** start AVAILABLE RECORDS **

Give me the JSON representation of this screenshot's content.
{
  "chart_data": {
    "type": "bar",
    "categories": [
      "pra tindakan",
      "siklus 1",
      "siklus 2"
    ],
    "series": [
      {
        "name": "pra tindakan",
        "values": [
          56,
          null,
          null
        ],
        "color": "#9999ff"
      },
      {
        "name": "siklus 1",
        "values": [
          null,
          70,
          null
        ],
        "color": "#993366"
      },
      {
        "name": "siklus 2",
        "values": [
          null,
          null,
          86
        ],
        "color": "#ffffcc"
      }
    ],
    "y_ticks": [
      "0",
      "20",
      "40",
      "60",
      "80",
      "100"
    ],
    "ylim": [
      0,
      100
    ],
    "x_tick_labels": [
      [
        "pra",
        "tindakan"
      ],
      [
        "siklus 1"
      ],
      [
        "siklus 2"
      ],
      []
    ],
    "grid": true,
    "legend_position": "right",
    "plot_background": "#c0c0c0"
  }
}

** end AVAILABLE RECORDS **

__WRITTEN INSTRUCTION__
Restate all of the entries exactly, please.

__TASK ANSWER__
Give me the JSON representation of this screenshot's content.
{
  "chart_data": {
    "type": "bar",
    "categories": [
      "pra tindakan",
      "siklus 1",
      "siklus 2"
    ],
    "series": [
      {
        "name": "pra tindakan",
        "values": [
          56,
          null,
          null
        ],
        "color": "#9999ff"
      },
      {
        "name": "siklus 1",
        "values": [
          null,
          70,
          null
        ],
        "color": "#993366"
      },
      {
        "name": "siklus 2",
        "values": [
          null,
          null,
          86
        ],
        "color": "#ffffcc"
      }
    ],
    "y_ticks": [
      "0",
      "20",
      "40",
      "60",
      "80",
      "100"
    ],
    "ylim": [
      0,
      100
    ],
    "x_tick_labels": [
      [
        "pra",
        "tindakan"
      ],
      [
        "siklus 1"
      ],
      [
        "siklus 2"
      ],
      []
    ],
    "grid": true,
    "legend_position": "right",
    "plot_background": "#c0c0c0"
  }
}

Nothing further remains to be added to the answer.